[start MATERIAL PROVIDED]
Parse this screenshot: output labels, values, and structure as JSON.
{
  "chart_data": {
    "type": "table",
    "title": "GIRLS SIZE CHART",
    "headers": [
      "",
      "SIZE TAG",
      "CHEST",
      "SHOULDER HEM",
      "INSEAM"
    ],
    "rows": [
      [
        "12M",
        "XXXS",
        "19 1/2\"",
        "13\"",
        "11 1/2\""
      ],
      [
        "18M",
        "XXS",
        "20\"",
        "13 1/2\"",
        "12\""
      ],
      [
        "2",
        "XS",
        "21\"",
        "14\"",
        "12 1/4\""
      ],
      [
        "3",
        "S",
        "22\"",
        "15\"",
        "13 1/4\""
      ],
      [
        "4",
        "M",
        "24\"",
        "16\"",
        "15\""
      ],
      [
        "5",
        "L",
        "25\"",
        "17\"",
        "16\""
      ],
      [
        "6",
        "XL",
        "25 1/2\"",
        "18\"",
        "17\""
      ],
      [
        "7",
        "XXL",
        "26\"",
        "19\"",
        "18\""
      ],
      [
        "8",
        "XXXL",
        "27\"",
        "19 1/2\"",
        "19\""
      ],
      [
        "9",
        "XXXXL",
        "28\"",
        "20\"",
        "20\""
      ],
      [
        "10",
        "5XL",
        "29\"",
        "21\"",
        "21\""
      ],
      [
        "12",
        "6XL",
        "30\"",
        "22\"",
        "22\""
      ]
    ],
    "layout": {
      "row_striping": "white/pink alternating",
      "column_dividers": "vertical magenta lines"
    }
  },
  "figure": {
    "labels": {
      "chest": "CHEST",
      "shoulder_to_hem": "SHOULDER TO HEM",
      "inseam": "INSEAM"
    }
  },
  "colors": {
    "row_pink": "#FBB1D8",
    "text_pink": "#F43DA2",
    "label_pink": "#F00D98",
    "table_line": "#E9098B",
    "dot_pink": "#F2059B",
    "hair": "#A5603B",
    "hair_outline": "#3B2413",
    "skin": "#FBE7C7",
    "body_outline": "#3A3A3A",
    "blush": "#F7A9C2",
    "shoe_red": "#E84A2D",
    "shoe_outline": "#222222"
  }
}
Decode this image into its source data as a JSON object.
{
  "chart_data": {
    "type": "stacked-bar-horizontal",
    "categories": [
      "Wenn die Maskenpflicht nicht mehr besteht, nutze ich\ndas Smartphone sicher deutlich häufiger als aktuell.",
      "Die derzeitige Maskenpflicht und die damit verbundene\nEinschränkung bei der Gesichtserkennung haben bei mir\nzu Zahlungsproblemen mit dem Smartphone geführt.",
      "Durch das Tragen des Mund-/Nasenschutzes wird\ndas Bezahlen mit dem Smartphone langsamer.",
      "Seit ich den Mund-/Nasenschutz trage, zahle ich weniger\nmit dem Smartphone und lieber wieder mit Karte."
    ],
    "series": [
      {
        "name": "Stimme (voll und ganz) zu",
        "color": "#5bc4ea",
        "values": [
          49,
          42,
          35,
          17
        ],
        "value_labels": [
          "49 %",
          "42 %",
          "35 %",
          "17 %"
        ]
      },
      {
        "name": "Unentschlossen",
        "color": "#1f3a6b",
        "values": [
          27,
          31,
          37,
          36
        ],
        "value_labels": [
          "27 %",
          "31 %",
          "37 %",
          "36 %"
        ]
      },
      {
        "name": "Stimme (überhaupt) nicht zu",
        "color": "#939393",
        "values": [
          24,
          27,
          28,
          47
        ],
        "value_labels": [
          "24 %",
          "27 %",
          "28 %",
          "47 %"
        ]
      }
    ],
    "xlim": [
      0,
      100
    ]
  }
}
[end MATERIAL PROVIDED]
- EXERCISE INSTRUCTIONS
Which lines hold the string "Maskenpflicht"? List them all.

- OUTPUT BELOW
      "Wenn die Maskenpflicht nicht mehr besteht, nutze ich\ndas Smartphone sicher deutlich häufiger als aktuell.",
      "Die derzeitige Maskenpflicht und die damit verbundene\nEinschränkung bei der Gesichtserkennung haben bei mir\nzu Zahlungsproblemen mit dem Smartphone geführt.",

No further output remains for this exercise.